▶ WHAT IS NEEDED: Transcribe the listing in full, excluding any pictures.
---- DATA SUPPLIED
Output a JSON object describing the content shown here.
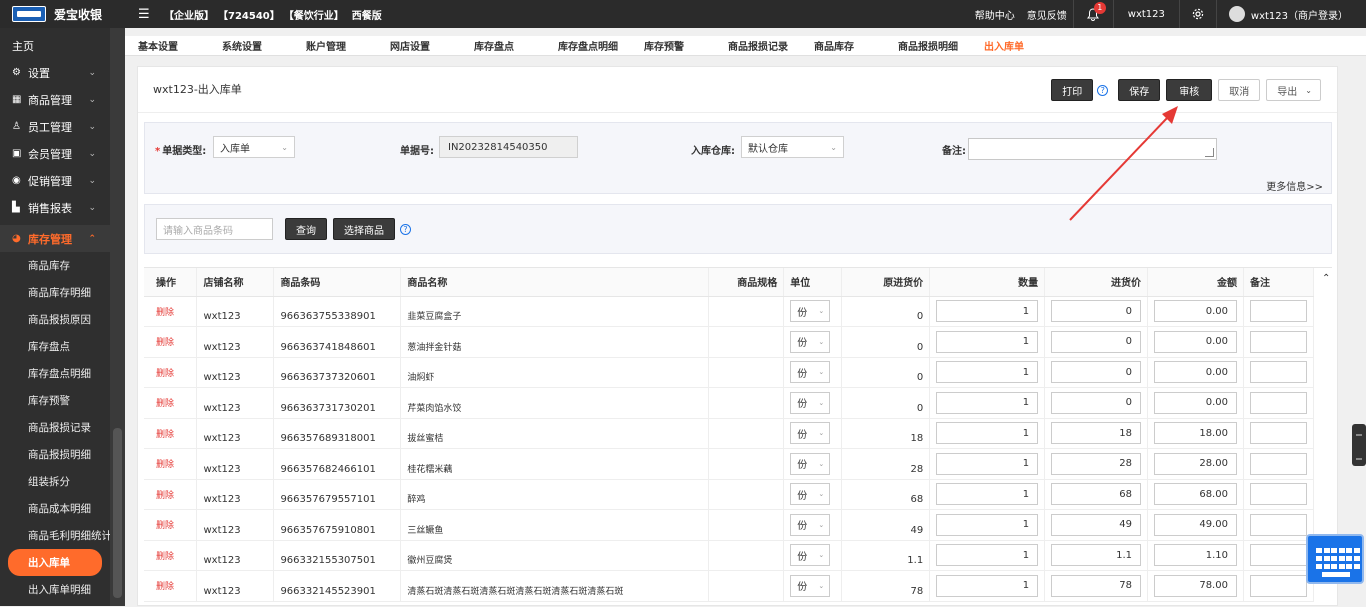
{
  "topbar": {
    "brand": "爱宝收银",
    "tags": [
      "【企业版】",
      "【724540】",
      "【餐饮行业】",
      "西餐版"
    ],
    "help": "帮助中心",
    "feedback": "意见反馈",
    "notif_count": "1",
    "username": "wxt123",
    "account": "wxt123（商户登录）"
  },
  "sidebar": {
    "home": "主页",
    "items": [
      {
        "label": "设置",
        "icon": "gear-icon"
      },
      {
        "label": "商品管理",
        "icon": "grid-icon"
      },
      {
        "label": "员工管理",
        "icon": "user-icon"
      },
      {
        "label": "会员管理",
        "icon": "member-icon"
      },
      {
        "label": "促销管理",
        "icon": "check-circle-icon"
      },
      {
        "label": "销售报表",
        "icon": "bar-chart-icon"
      }
    ],
    "open_group": "库存管理",
    "subitems": [
      "商品库存",
      "商品库存明细",
      "商品报损原因",
      "库存盘点",
      "库存盘点明细",
      "库存预警",
      "商品报损记录",
      "商品报损明细",
      "组装拆分",
      "商品成本明细",
      "商品毛利明细统计",
      "出入库单",
      "出入库单明细"
    ],
    "current": "出入库单"
  },
  "tabs": [
    "基本设置",
    "系统设置",
    "账户管理",
    "网店设置",
    "库存盘点",
    "库存盘点明细",
    "库存预警",
    "商品报损记录",
    "商品库存",
    "商品报损明细",
    "出入库单"
  ],
  "header": {
    "title": "wxt123-出入库单",
    "print": "打印",
    "save": "保存",
    "audit": "审核",
    "cancel": "取消",
    "export": "导出"
  },
  "form": {
    "type_label": "单据类型:",
    "type_value": "入库单",
    "no_label": "单据号:",
    "no_value": "IN20232814540350",
    "warehouse_label": "入库仓库:",
    "warehouse_value": "默认仓库",
    "remark_label": "备注:",
    "more": "更多信息>>"
  },
  "search": {
    "placeholder": "请输入商品条码",
    "query": "查询",
    "select": "选择商品"
  },
  "table": {
    "headers": [
      "操作",
      "店铺名称",
      "商品条码",
      "商品名称",
      "商品规格",
      "单位",
      "原进货价",
      "数量",
      "进货价",
      "金额",
      "备注"
    ],
    "delete_label": "删除",
    "rows": [
      {
        "shop": "wxt123",
        "code": "966363755338901",
        "name": "韭菜豆腐盒子",
        "unit": "份",
        "orig": "0",
        "qty": "1",
        "price": "0",
        "amount": "0.00"
      },
      {
        "shop": "wxt123",
        "code": "966363741848601",
        "name": "葱油拌金针菇",
        "unit": "份",
        "orig": "0",
        "qty": "1",
        "price": "0",
        "amount": "0.00"
      },
      {
        "shop": "wxt123",
        "code": "966363737320601",
        "name": "油焖虾",
        "unit": "份",
        "orig": "0",
        "qty": "1",
        "price": "0",
        "amount": "0.00"
      },
      {
        "shop": "wxt123",
        "code": "966363731730201",
        "name": "芹菜肉馅水饺",
        "unit": "份",
        "orig": "0",
        "qty": "1",
        "price": "0",
        "amount": "0.00"
      },
      {
        "shop": "wxt123",
        "code": "966357689318001",
        "name": "拔丝蜜桔",
        "unit": "份",
        "orig": "18",
        "qty": "1",
        "price": "18",
        "amount": "18.00"
      },
      {
        "shop": "wxt123",
        "code": "966357682466101",
        "name": "桂花糯米藕",
        "unit": "份",
        "orig": "28",
        "qty": "1",
        "price": "28",
        "amount": "28.00"
      },
      {
        "shop": "wxt123",
        "code": "966357679557101",
        "name": "醉鸡",
        "unit": "份",
        "orig": "68",
        "qty": "1",
        "price": "68",
        "amount": "68.00"
      },
      {
        "shop": "wxt123",
        "code": "966357675910801",
        "name": "三丝鳜鱼",
        "unit": "份",
        "orig": "49",
        "qty": "1",
        "price": "49",
        "amount": "49.00"
      },
      {
        "shop": "wxt123",
        "code": "966332155307501",
        "name": "徽州豆腐煲",
        "unit": "份",
        "orig": "1.1",
        "qty": "1",
        "price": "1.1",
        "amount": "1.10"
      },
      {
        "shop": "wxt123",
        "code": "966332145523901",
        "name": "清蒸石斑清蒸石斑清蒸石斑清蒸石斑清蒸石斑清蒸石斑",
        "unit": "份",
        "orig": "78",
        "qty": "1",
        "price": "78",
        "amount": "78.00"
      }
    ]
  }
}
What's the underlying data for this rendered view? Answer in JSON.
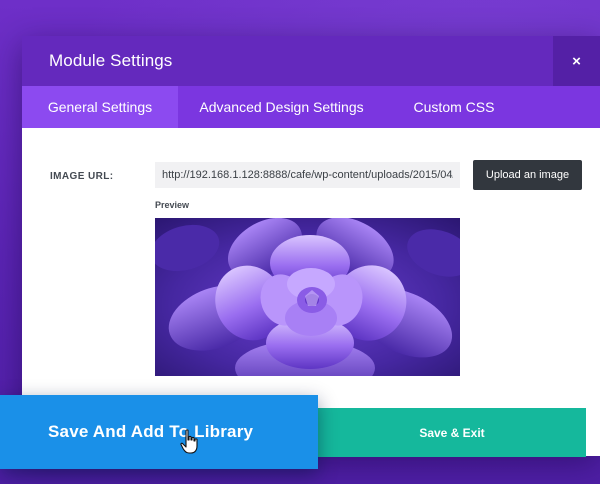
{
  "modal": {
    "title": "Module Settings",
    "close_label": "×"
  },
  "tabs": [
    {
      "label": "General Settings",
      "active": true
    },
    {
      "label": "Advanced Design Settings",
      "active": false
    },
    {
      "label": "Custom CSS",
      "active": false
    }
  ],
  "image_url_field": {
    "label": "IMAGE URL:",
    "value": "http://192.168.1.128:8888/cafe/wp-content/uploads/2015/04/",
    "upload_button_label": "Upload an image"
  },
  "preview": {
    "label": "Preview"
  },
  "footer": {
    "save_library_label": "Save And Add To Library",
    "save_exit_label": "Save & Exit"
  },
  "colors": {
    "header": "#6429bd",
    "tab_bar": "#7b36e0",
    "tab_active": "#8c4af0",
    "save_library": "#1a90e8",
    "save_exit": "#15b89c",
    "upload_button": "#32373e"
  },
  "icons": {
    "close": "close-icon",
    "cursor": "hand-pointer-cursor-icon"
  }
}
--------
▶ TASK RESPONSE:
Output a JSON object describing the content shown here.
{
  "topbar": {
    "brand": "爱宝收银",
    "tags": [
      "【企业版】",
      "【724540】",
      "【餐饮行业】",
      "西餐版"
    ],
    "help": "帮助中心",
    "feedback": "意见反馈",
    "notif_count": "1",
    "username": "wxt123",
    "account": "wxt123（商户登录）"
  },
  "sidebar": {
    "home": "主页",
    "items": [
      {
        "label": "设置",
        "icon": "gear-icon"
      },
      {
        "label": "商品管理",
        "icon": "grid-icon"
      },
      {
        "label": "员工管理",
        "icon": "user-icon"
      },
      {
        "label": "会员管理",
        "icon": "member-icon"
      },
      {
        "label": "促销管理",
        "icon": "check-circle-icon"
      },
      {
        "label": "销售报表",
        "icon": "bar-chart-icon"
      }
    ],
    "open_group": "库存管理",
    "subitems": [
      "商品库存",
      "商品库存明细",
      "商品报损原因",
      "库存盘点",
      "库存盘点明细",
      "库存预警",
      "商品报损记录",
      "商品报损明细",
      "组装拆分",
      "商品成本明细",
      "商品毛利明细统计",
      "出入库单",
      "出入库单明细"
    ],
    "current": "出入库单"
  },
  "tabs": [
    "基本设置",
    "系统设置",
    "账户管理",
    "网店设置",
    "库存盘点",
    "库存盘点明细",
    "库存预警",
    "商品报损记录",
    "商品库存",
    "商品报损明细",
    "出入库单"
  ],
  "header": {
    "title": "wxt123-出入库单",
    "print": "打印",
    "save": "保存",
    "audit": "审核",
    "cancel": "取消",
    "export": "导出"
  },
  "form": {
    "type_label": "单据类型:",
    "type_value": "入库单",
    "no_label": "单据号:",
    "no_value": "IN20232814540350",
    "warehouse_label": "入库仓库:",
    "warehouse_value": "默认仓库",
    "remark_label": "备注:",
    "more": "更多信息>>"
  },
  "search": {
    "placeholder": "请输入商品条码",
    "query": "查询",
    "select": "选择商品"
  },
  "table": {
    "headers": [
      "操作",
      "店铺名称",
      "商品条码",
      "商品名称",
      "商品规格",
      "单位",
      "原进货价",
      "数量",
      "进货价",
      "金额",
      "备注"
    ],
    "delete_label": "删除",
    "rows": [
      {
        "shop": "wxt123",
        "code": "966363755338901",
        "name": "韭菜豆腐盒子",
        "unit": "份",
        "orig": "0",
        "qty": "1",
        "price": "0",
        "amount": "0.00"
      },
      {
        "shop": "wxt123",
        "code": "966363741848601",
        "name": "葱油拌金针菇",
        "unit": "份",
        "orig": "0",
        "qty": "1",
        "price": "0",
        "amount": "0.00"
      },
      {
        "shop": "wxt123",
        "code": "966363737320601",
        "name": "油焖虾",
        "unit": "份",
        "orig": "0",
        "qty": "1",
        "price": "0",
        "amount": "0.00"
      },
      {
        "shop": "wxt123",
        "code": "966363731730201",
        "name": "芹菜肉馅水饺",
        "unit": "份",
        "orig": "0",
        "qty": "1",
        "price": "0",
        "amount": "0.00"
      },
      {
        "shop": "wxt123",
        "code": "966357689318001",
        "name": "拔丝蜜桔",
        "unit": "份",
        "orig": "18",
        "qty": "1",
        "price": "18",
        "amount": "18.00"
      },
      {
        "shop": "wxt123",
        "code": "966357682466101",
        "name": "桂花糯米藕",
        "unit": "份",
        "orig": "28",
        "qty": "1",
        "price": "28",
        "amount": "28.00"
      },
      {
        "shop": "wxt123",
        "code": "966357679557101",
        "name": "醉鸡",
        "unit": "份",
        "orig": "68",
        "qty": "1",
        "price": "68",
        "amount": "68.00"
      },
      {
        "shop": "wxt123",
        "code": "966357675910801",
        "name": "三丝鳜鱼",
        "unit": "份",
        "orig": "49",
        "qty": "1",
        "price": "49",
        "amount": "49.00"
      },
      {
        "shop": "wxt123",
        "code": "966332155307501",
        "name": "徽州豆腐煲",
        "unit": "份",
        "orig": "1.1",
        "qty": "1",
        "price": "1.1",
        "amount": "1.10"
      },
      {
        "shop": "wxt123",
        "code": "966332145523901",
        "name": "清蒸石斑清蒸石斑清蒸石斑清蒸石斑清蒸石斑清蒸石斑",
        "unit": "份",
        "orig": "78",
        "qty": "1",
        "price": "78",
        "amount": "78.00"
      }
    ]
  }
}
What's the underlying data for this rendered view? Answer in JSON.
{
  "modal": {
    "title": "Module Settings",
    "close_label": "×"
  },
  "tabs": [
    {
      "label": "General Settings",
      "active": true
    },
    {
      "label": "Advanced Design Settings",
      "active": false
    },
    {
      "label": "Custom CSS",
      "active": false
    }
  ],
  "image_url_field": {
    "label": "IMAGE URL:",
    "value": "http://192.168.1.128:8888/cafe/wp-content/uploads/2015/04/",
    "upload_button_label": "Upload an image"
  },
  "preview": {
    "label": "Preview"
  },
  "footer": {
    "save_library_label": "Save And Add To Library",
    "save_exit_label": "Save & Exit"
  },
  "colors": {
    "header": "#6429bd",
    "tab_bar": "#7b36e0",
    "tab_active": "#8c4af0",
    "save_library": "#1a90e8",
    "save_exit": "#15b89c",
    "upload_button": "#32373e"
  },
  "icons": {
    "close": "close-icon",
    "cursor": "hand-pointer-cursor-icon"
  }
}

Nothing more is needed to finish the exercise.